### Work required
In your copy, reproduce the entries exactly as they are, minus the images.

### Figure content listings
* Start *

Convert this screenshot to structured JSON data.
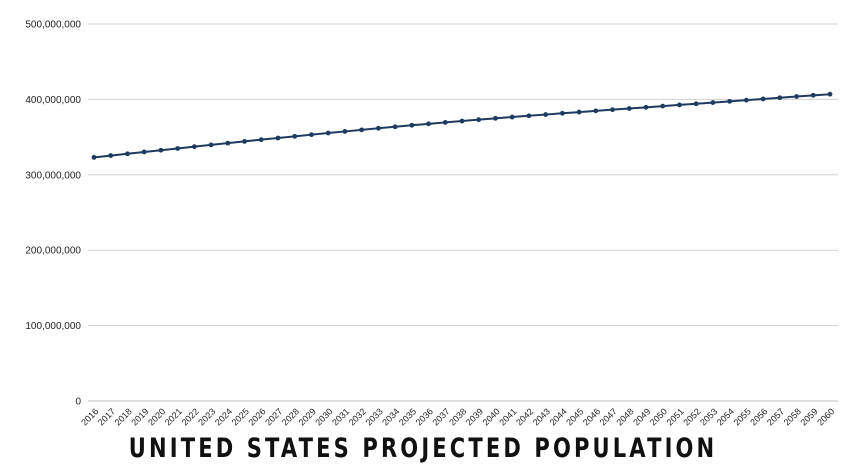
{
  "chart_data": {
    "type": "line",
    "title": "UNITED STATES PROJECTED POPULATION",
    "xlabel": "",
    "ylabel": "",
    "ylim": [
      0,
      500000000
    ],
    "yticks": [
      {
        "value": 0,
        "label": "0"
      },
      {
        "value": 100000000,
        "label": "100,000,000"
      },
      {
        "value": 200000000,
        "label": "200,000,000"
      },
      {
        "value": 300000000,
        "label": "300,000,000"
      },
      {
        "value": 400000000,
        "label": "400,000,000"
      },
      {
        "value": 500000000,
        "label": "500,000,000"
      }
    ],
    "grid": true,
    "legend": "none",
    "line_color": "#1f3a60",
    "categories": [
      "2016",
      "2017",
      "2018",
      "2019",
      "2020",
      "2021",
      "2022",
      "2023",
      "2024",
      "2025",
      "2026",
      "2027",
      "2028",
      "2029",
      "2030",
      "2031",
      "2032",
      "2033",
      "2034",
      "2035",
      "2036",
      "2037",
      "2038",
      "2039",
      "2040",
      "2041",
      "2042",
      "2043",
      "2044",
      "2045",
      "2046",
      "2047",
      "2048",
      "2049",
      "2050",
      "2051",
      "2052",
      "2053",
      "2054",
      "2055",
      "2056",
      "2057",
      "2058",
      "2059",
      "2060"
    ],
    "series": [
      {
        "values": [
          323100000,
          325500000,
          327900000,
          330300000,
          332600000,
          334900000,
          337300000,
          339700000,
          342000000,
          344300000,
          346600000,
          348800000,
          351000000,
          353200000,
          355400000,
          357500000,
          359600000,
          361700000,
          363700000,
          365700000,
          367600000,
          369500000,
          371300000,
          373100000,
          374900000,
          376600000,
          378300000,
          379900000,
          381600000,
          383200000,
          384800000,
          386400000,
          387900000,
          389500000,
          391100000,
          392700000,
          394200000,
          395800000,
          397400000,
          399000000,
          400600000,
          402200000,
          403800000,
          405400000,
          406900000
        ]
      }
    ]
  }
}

* End *

### The reply
Convert this screenshot to structured JSON data.
{
  "chart_data": {
    "type": "line",
    "title": "UNITED STATES PROJECTED POPULATION",
    "xlabel": "",
    "ylabel": "",
    "ylim": [
      0,
      500000000
    ],
    "yticks": [
      {
        "value": 0,
        "label": "0"
      },
      {
        "value": 100000000,
        "label": "100,000,000"
      },
      {
        "value": 200000000,
        "label": "200,000,000"
      },
      {
        "value": 300000000,
        "label": "300,000,000"
      },
      {
        "value": 400000000,
        "label": "400,000,000"
      },
      {
        "value": 500000000,
        "label": "500,000,000"
      }
    ],
    "grid": true,
    "legend": "none",
    "line_color": "#1f3a60",
    "categories": [
      "2016",
      "2017",
      "2018",
      "2019",
      "2020",
      "2021",
      "2022",
      "2023",
      "2024",
      "2025",
      "2026",
      "2027",
      "2028",
      "2029",
      "2030",
      "2031",
      "2032",
      "2033",
      "2034",
      "2035",
      "2036",
      "2037",
      "2038",
      "2039",
      "2040",
      "2041",
      "2042",
      "2043",
      "2044",
      "2045",
      "2046",
      "2047",
      "2048",
      "2049",
      "2050",
      "2051",
      "2052",
      "2053",
      "2054",
      "2055",
      "2056",
      "2057",
      "2058",
      "2059",
      "2060"
    ],
    "series": [
      {
        "values": [
          323100000,
          325500000,
          327900000,
          330300000,
          332600000,
          334900000,
          337300000,
          339700000,
          342000000,
          344300000,
          346600000,
          348800000,
          351000000,
          353200000,
          355400000,
          357500000,
          359600000,
          361700000,
          363700000,
          365700000,
          367600000,
          369500000,
          371300000,
          373100000,
          374900000,
          376600000,
          378300000,
          379900000,
          381600000,
          383200000,
          384800000,
          386400000,
          387900000,
          389500000,
          391100000,
          392700000,
          394200000,
          395800000,
          397400000,
          399000000,
          400600000,
          402200000,
          403800000,
          405400000,
          406900000
        ]
      }
    ]
  }
}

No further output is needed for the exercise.